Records
──────────────────────────────

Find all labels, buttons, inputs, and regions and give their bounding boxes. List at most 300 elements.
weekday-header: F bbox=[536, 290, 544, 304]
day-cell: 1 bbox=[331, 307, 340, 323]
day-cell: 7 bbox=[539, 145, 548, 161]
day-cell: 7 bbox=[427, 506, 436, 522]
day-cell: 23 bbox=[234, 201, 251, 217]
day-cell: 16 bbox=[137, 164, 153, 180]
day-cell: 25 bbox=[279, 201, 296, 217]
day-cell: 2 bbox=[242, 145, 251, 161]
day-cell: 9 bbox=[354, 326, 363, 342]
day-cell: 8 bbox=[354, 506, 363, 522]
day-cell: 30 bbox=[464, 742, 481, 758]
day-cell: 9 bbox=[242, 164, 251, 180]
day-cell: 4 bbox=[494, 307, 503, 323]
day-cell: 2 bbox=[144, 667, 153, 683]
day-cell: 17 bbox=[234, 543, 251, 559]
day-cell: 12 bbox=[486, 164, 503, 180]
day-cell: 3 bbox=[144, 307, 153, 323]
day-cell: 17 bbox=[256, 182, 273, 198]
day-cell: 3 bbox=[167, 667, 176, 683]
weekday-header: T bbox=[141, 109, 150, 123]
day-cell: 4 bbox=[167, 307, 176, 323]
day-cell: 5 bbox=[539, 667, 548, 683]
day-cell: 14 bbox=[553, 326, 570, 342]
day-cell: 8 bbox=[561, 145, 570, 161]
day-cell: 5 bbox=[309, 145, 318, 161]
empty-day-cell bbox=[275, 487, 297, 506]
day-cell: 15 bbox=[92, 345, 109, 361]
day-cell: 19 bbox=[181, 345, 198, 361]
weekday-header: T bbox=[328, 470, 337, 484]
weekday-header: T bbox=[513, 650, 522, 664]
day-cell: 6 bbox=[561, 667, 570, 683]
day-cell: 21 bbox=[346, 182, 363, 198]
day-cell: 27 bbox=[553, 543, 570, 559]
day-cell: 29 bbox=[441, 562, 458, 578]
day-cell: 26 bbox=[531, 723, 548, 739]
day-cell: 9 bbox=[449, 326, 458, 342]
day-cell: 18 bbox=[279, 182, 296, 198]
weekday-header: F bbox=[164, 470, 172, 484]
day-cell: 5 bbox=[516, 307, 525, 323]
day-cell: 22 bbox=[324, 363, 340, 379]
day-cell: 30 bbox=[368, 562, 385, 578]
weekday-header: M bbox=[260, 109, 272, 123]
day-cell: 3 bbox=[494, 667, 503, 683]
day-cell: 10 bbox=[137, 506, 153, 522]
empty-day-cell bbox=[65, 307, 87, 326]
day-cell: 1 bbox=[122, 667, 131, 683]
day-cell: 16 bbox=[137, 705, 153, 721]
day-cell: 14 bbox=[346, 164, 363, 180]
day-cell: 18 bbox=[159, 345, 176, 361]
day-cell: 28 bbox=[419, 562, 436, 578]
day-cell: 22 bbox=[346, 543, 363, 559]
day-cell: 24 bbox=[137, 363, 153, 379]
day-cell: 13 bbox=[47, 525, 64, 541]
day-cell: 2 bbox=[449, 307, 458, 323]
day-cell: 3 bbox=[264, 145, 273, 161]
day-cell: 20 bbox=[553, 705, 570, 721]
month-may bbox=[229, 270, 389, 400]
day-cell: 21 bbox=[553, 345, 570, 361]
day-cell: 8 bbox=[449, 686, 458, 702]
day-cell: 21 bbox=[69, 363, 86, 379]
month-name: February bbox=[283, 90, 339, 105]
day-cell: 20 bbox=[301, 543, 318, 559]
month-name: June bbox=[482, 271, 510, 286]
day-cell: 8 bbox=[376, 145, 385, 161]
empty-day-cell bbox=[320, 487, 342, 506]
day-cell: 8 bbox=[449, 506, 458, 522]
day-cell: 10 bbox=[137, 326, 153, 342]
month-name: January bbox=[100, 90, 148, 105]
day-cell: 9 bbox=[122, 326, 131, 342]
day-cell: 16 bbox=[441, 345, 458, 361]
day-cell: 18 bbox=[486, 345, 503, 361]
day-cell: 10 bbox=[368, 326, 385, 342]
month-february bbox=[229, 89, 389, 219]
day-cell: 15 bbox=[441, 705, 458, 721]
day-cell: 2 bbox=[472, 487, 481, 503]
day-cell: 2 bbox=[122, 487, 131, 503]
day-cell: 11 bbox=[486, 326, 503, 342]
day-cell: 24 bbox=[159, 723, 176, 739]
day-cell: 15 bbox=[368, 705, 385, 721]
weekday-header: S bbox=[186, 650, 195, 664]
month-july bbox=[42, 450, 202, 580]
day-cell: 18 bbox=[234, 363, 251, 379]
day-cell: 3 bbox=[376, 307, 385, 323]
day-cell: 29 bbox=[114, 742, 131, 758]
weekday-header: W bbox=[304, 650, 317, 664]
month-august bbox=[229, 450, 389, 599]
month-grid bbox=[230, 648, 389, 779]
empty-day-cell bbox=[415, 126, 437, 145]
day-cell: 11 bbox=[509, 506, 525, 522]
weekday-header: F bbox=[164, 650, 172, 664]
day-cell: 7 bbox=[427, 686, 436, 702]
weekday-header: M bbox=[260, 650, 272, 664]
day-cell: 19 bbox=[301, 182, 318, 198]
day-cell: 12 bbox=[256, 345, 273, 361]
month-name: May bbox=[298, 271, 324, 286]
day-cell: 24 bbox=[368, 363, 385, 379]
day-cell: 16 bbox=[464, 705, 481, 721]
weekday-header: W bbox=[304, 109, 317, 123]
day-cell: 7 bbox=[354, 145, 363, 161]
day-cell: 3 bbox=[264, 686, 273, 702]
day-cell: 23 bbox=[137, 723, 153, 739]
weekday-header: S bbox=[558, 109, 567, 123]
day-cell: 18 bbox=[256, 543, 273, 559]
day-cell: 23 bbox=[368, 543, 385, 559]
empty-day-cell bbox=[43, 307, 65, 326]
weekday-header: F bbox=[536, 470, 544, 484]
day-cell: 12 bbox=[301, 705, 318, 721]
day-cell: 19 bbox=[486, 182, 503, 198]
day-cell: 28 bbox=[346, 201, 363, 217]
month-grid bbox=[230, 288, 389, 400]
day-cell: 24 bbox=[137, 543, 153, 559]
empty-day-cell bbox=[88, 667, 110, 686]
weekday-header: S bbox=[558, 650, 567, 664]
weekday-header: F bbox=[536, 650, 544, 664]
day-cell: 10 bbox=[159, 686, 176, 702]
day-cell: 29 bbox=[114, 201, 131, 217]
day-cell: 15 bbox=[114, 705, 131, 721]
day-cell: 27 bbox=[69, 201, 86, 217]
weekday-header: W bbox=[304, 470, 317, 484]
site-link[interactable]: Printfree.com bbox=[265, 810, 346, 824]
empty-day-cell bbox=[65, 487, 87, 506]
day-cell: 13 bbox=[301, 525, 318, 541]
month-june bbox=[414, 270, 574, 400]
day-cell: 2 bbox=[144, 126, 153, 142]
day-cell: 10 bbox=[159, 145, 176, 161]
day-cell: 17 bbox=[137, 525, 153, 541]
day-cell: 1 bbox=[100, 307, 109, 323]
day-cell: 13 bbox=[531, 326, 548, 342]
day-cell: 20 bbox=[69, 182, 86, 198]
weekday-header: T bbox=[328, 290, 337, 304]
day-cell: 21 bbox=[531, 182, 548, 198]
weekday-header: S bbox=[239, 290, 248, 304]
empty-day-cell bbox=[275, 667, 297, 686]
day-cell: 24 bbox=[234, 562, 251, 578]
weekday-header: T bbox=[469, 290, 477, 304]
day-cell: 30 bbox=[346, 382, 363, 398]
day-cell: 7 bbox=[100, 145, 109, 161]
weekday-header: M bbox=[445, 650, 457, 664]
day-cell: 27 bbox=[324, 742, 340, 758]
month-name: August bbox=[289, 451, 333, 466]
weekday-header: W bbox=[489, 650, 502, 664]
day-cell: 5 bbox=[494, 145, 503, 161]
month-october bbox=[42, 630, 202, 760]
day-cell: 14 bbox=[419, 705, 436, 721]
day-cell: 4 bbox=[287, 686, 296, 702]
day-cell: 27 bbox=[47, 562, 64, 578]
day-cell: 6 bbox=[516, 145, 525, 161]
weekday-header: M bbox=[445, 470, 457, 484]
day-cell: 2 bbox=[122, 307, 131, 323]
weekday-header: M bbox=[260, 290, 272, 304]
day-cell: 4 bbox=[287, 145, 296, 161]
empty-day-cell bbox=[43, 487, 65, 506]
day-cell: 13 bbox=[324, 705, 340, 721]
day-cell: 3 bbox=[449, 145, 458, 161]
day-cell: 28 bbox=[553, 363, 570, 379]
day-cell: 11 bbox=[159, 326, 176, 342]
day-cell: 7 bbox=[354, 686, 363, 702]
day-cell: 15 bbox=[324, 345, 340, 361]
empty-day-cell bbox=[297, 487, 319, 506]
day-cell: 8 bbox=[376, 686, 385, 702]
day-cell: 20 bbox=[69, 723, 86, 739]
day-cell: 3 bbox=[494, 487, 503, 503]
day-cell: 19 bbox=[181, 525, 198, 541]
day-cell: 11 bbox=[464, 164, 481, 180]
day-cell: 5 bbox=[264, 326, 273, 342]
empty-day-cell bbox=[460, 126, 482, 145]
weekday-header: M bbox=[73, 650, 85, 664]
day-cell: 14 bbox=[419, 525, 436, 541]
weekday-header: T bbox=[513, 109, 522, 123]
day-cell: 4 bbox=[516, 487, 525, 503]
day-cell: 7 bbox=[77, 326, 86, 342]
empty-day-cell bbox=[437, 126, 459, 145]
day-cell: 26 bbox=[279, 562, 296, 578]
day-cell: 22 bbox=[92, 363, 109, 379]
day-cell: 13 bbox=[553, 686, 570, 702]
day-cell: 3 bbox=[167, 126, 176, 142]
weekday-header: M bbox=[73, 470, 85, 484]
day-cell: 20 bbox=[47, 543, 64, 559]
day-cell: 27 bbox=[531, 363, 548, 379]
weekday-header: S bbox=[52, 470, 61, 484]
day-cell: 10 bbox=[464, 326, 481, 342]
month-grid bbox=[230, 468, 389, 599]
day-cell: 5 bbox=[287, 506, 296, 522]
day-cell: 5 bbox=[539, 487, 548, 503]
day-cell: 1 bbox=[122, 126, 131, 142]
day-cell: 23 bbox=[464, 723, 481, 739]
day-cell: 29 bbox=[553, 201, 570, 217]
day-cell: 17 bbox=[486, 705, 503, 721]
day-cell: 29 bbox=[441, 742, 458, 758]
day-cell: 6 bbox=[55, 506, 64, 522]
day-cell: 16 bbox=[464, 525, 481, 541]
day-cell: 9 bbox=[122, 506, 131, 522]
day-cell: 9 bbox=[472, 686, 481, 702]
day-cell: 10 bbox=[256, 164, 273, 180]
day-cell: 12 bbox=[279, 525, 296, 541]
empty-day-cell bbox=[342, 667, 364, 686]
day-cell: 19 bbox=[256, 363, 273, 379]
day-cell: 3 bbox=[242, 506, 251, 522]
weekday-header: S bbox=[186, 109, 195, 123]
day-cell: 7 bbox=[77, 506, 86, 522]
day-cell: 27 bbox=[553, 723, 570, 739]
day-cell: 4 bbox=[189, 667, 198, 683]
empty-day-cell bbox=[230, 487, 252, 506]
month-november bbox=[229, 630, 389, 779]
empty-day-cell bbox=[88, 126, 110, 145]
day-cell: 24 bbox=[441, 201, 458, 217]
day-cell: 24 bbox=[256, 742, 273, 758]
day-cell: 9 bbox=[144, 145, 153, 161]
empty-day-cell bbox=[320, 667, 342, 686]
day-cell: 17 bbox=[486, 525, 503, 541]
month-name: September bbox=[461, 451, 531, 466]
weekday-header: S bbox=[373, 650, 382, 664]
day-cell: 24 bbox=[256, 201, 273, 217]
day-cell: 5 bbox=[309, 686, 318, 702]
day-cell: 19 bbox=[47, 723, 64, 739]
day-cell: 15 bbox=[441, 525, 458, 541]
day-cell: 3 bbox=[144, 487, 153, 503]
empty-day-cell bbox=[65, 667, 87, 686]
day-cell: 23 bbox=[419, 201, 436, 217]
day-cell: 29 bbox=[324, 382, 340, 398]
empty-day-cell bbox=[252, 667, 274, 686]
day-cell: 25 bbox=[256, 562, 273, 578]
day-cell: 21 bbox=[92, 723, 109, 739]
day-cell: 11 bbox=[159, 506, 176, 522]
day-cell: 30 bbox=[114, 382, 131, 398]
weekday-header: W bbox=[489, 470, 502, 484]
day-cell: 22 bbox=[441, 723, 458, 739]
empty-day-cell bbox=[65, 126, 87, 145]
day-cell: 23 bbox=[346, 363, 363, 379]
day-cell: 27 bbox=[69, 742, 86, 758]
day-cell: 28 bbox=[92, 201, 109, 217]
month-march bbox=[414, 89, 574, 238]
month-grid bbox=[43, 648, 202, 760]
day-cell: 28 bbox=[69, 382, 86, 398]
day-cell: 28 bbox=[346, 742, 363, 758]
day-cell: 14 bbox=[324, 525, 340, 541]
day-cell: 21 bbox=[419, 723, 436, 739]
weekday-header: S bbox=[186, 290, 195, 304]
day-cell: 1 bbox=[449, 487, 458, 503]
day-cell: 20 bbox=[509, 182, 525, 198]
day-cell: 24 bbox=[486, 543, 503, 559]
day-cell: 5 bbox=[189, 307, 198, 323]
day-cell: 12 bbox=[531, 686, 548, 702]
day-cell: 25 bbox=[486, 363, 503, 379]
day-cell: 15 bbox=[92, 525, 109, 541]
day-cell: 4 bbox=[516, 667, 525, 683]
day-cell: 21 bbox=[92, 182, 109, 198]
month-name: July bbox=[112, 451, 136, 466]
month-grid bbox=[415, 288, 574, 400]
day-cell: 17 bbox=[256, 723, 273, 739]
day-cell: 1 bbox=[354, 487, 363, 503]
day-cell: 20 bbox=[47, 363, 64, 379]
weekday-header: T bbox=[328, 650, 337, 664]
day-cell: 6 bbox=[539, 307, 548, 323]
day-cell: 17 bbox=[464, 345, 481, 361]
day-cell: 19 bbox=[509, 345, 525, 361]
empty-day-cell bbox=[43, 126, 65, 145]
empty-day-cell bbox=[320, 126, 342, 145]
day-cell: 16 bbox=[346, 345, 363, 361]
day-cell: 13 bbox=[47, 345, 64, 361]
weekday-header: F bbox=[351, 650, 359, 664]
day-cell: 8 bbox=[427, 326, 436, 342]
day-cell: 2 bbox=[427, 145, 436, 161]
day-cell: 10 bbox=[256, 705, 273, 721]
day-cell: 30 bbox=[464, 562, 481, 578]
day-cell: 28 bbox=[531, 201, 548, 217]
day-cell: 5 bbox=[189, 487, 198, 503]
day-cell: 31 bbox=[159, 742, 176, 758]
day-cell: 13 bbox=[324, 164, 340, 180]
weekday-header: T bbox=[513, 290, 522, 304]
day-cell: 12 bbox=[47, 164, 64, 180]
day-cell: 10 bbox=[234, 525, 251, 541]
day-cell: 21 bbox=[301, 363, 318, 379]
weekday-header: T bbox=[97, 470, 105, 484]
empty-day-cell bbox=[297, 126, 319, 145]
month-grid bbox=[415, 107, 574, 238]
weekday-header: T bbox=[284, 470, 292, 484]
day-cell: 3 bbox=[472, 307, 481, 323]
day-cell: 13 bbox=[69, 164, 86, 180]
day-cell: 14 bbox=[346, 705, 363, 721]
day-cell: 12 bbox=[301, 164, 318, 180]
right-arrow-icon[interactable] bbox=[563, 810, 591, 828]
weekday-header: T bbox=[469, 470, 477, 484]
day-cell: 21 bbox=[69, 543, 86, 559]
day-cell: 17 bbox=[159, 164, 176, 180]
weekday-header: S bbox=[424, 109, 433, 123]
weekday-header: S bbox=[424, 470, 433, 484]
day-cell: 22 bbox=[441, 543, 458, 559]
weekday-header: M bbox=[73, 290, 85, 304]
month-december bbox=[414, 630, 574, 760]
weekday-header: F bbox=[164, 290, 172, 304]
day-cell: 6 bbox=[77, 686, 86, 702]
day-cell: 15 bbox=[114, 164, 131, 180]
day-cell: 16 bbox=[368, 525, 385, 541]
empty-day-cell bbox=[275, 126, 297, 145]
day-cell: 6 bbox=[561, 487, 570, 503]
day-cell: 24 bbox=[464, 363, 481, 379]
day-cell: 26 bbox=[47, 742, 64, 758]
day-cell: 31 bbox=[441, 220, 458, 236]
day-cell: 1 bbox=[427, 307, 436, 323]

──────────────────────────────

* _INSTRUCTIONS TO FOLLOW_
Reproduce verbatim every line of the data from the very first line down to the line containing "day-cell: 28 bbox=[419, 562, 436, 578]", with both of those lines included.

* _EXERCISE RESPONSE_
Find all labels, buttons, inputs, and regions and give their bounding boxes. List at most 300 elements.
weekday-header: F bbox=[536, 290, 544, 304]
day-cell: 1 bbox=[331, 307, 340, 323]
day-cell: 7 bbox=[539, 145, 548, 161]
day-cell: 7 bbox=[427, 506, 436, 522]
day-cell: 23 bbox=[234, 201, 251, 217]
day-cell: 16 bbox=[137, 164, 153, 180]
day-cell: 25 bbox=[279, 201, 296, 217]
day-cell: 2 bbox=[242, 145, 251, 161]
day-cell: 9 bbox=[354, 326, 363, 342]
day-cell: 8 bbox=[354, 506, 363, 522]
day-cell: 30 bbox=[464, 742, 481, 758]
day-cell: 9 bbox=[242, 164, 251, 180]
day-cell: 4 bbox=[494, 307, 503, 323]
day-cell: 2 bbox=[144, 667, 153, 683]
day-cell: 17 bbox=[234, 543, 251, 559]
day-cell: 12 bbox=[486, 164, 503, 180]
day-cell: 3 bbox=[144, 307, 153, 323]
day-cell: 17 bbox=[256, 182, 273, 198]
day-cell: 3 bbox=[167, 667, 176, 683]
weekday-header: T bbox=[141, 109, 150, 123]
day-cell: 4 bbox=[167, 307, 176, 323]
day-cell: 5 bbox=[539, 667, 548, 683]
day-cell: 14 bbox=[553, 326, 570, 342]
day-cell: 8 bbox=[561, 145, 570, 161]
day-cell: 5 bbox=[309, 145, 318, 161]
empty-day-cell bbox=[275, 487, 297, 506]
day-cell: 15 bbox=[92, 345, 109, 361]
day-cell: 19 bbox=[181, 345, 198, 361]
weekday-header: T bbox=[328, 470, 337, 484]
weekday-header: T bbox=[513, 650, 522, 664]
day-cell: 6 bbox=[561, 667, 570, 683]
day-cell: 21 bbox=[346, 182, 363, 198]
day-cell: 27 bbox=[553, 543, 570, 559]
day-cell: 29 bbox=[441, 562, 458, 578]
day-cell: 26 bbox=[531, 723, 548, 739]
day-cell: 9 bbox=[449, 326, 458, 342]
day-cell: 18 bbox=[279, 182, 296, 198]
weekday-header: F bbox=[164, 470, 172, 484]
day-cell: 5 bbox=[516, 307, 525, 323]
day-cell: 22 bbox=[324, 363, 340, 379]
day-cell: 30 bbox=[368, 562, 385, 578]
weekday-header: M bbox=[260, 109, 272, 123]
day-cell: 3 bbox=[494, 667, 503, 683]
day-cell: 10 bbox=[137, 506, 153, 522]
empty-day-cell bbox=[65, 307, 87, 326]
day-cell: 1 bbox=[122, 667, 131, 683]
day-cell: 16 bbox=[137, 705, 153, 721]
day-cell: 14 bbox=[346, 164, 363, 180]
day-cell: 18 bbox=[159, 345, 176, 361]
day-cell: 28 bbox=[419, 562, 436, 578]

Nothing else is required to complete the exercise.